■ **Exercise details**: No images are to be carried over; print all other material exactly as it stands.

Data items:
◆ ◆ ◆ ◆ ◆ ◆ ◆

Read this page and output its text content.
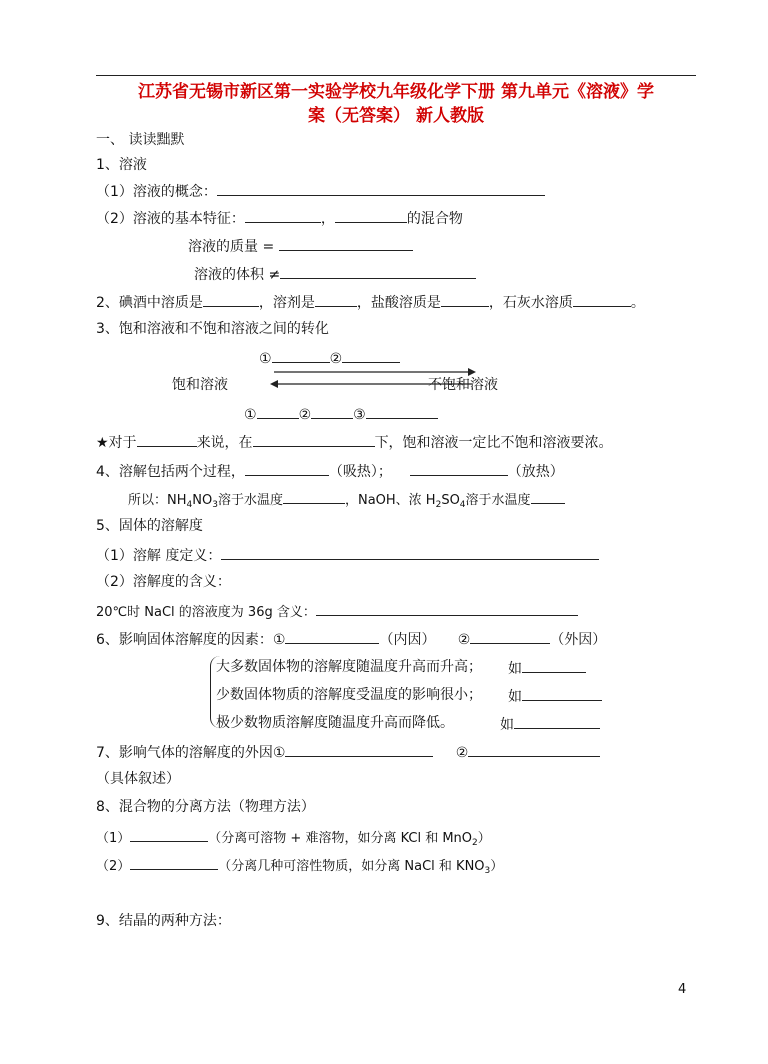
江苏省无锡市新区第一实验学校九年级化学下册 第九单元《溶液》学
案（无答案） 新人教版
一、 读读黜默
1、溶液
（1）溶液的概念：
（2）溶液的基本特征：	，	的混合物
溶液的质量 =
溶液的体积 ≠
2、碘酒中溶质是	，溶剂是	，盐酸溶质是	，石灰水溶质	。
3、饱和溶液和不饱和溶液之间的转化
①	②
饱和溶液	不饱和溶液
①	②	③
★对于	来说，在	下，饱和溶液一定比不饱和溶液要浓。
4、溶解包括两个过程，	（吸热）；	（放热）
所以：$NH_4NO_3$溶于水温度	，NaOH、浓 $H_2SO_4$溶于水温度
5、固体的溶解度
（1）溶解 度定义：
（2）溶解度的含义：
20℃时 NaCl 的溶液度为 36g 含义：
6、影响固体溶解度的因素：①	（内因） ②	（外因）
大多数固体物的溶解度随温度升高而升高； 如
少数固体物质的溶解度受温度的影响很小； 如
极少数物质溶解度随温度升高而降低。	如
7、影响气体的溶解度的外因①	②
（具体叙述）
8、混合物的分离方法（物理方法）
（1）	（分离可溶物 + 难溶物，如分离 KCl 和 MnO$_2$）
（2）	（分离几种可溶性物质，如分离 NaCl 和 $KNO_3$）
9、结晶的两种方法：
4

◆ ◆ ◆ ◆ ◆ ◆ ◆

■ **In response**:
Read this page and output its text content.
江苏省无锡市新区第一实验学校九年级化学下册 第九单元《溶液》学
案（无答案） 新人教版
一、 读读黜默
1、溶液
（1）溶液的概念：
（2）溶液的基本特征：	，	的混合物
溶液的质量 =
溶液的体积 ≠
2、碘酒中溶质是	，溶剂是	，盐酸溶质是	，石灰水溶质	。
3、饱和溶液和不饱和溶液之间的转化
①	②
饱和溶液	不饱和溶液
①	②	③
★对于	来说，在	下，饱和溶液一定比不饱和溶液要浓。
4、溶解包括两个过程，	（吸热）；	（放热）
所以：$NH_4NO_3$溶于水温度	，NaOH、浓 $H_2SO_4$溶于水温度
5、固体的溶解度
（1）溶解 度定义：
（2）溶解度的含义：
20℃时 NaCl 的溶液度为 36g 含义：
6、影响固体溶解度的因素：①	（内因） ②	（外因）
大多数固体物的溶解度随温度升高而升高； 如
少数固体物质的溶解度受温度的影响很小； 如
极少数物质溶解度随温度升高而降低。	如
7、影响气体的溶解度的外因①	②
（具体叙述）
8、混合物的分离方法（物理方法）
（1）	（分离可溶物 + 难溶物，如分离 KCl 和 MnO$_2$）
（2）	（分离几种可溶性物质，如分离 NaCl 和 $KNO_3$）
9、结晶的两种方法：
4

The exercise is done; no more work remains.